* **OBJECTIVE**
Reproduce every entry that follows word for word, but omit the images.
┌─ DATA IN THIS EXERCISE
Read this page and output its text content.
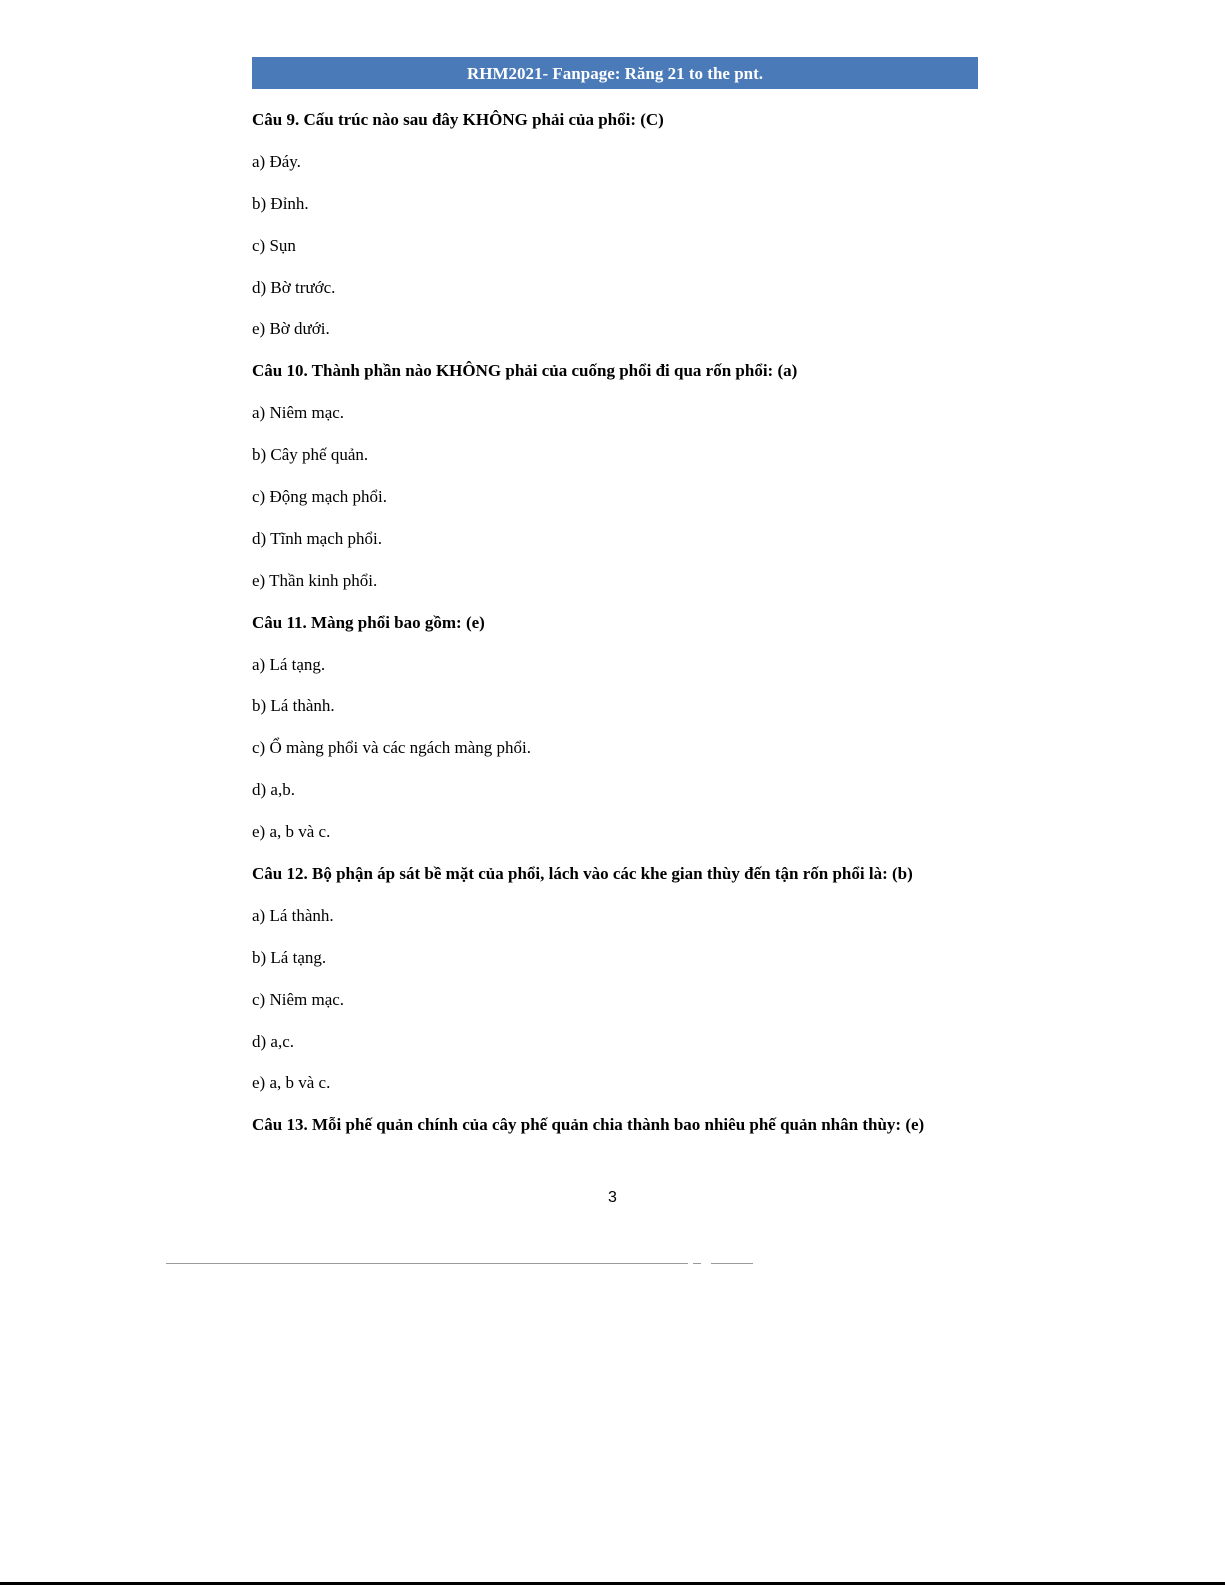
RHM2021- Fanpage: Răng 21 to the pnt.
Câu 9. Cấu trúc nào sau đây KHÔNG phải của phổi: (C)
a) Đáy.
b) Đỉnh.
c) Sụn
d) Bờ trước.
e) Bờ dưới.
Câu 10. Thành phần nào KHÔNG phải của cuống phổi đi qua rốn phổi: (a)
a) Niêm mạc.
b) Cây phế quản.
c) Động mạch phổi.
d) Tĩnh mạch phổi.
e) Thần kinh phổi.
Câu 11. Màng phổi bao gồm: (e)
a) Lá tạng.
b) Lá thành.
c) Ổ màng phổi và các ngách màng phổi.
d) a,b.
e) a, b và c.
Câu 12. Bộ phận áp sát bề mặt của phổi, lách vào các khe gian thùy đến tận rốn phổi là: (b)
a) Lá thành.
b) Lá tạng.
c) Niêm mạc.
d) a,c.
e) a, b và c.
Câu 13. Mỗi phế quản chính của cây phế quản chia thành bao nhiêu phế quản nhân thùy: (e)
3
└─
* **FINISHED EXERCISE**
Read this page and output its text content.
RHM2021- Fanpage: Răng 21 to the pnt.
Câu 9. Cấu trúc nào sau đây KHÔNG phải của phổi: (C)
a) Đáy.
b) Đỉnh.
c) Sụn
d) Bờ trước.
e) Bờ dưới.
Câu 10. Thành phần nào KHÔNG phải của cuống phổi đi qua rốn phổi: (a)
a) Niêm mạc.
b) Cây phế quản.
c) Động mạch phổi.
d) Tĩnh mạch phổi.
e) Thần kinh phổi.
Câu 11. Màng phổi bao gồm: (e)
a) Lá tạng.
b) Lá thành.
c) Ổ màng phổi và các ngách màng phổi.
d) a,b.
e) a, b và c.
Câu 12. Bộ phận áp sát bề mặt của phổi, lách vào các khe gian thùy đến tận rốn phổi là: (b)
a) Lá thành.
b) Lá tạng.
c) Niêm mạc.
d) a,c.
e) a, b và c.
Câu 13. Mỗi phế quản chính của cây phế quản chia thành bao nhiêu phế quản nhân thùy: (e)
3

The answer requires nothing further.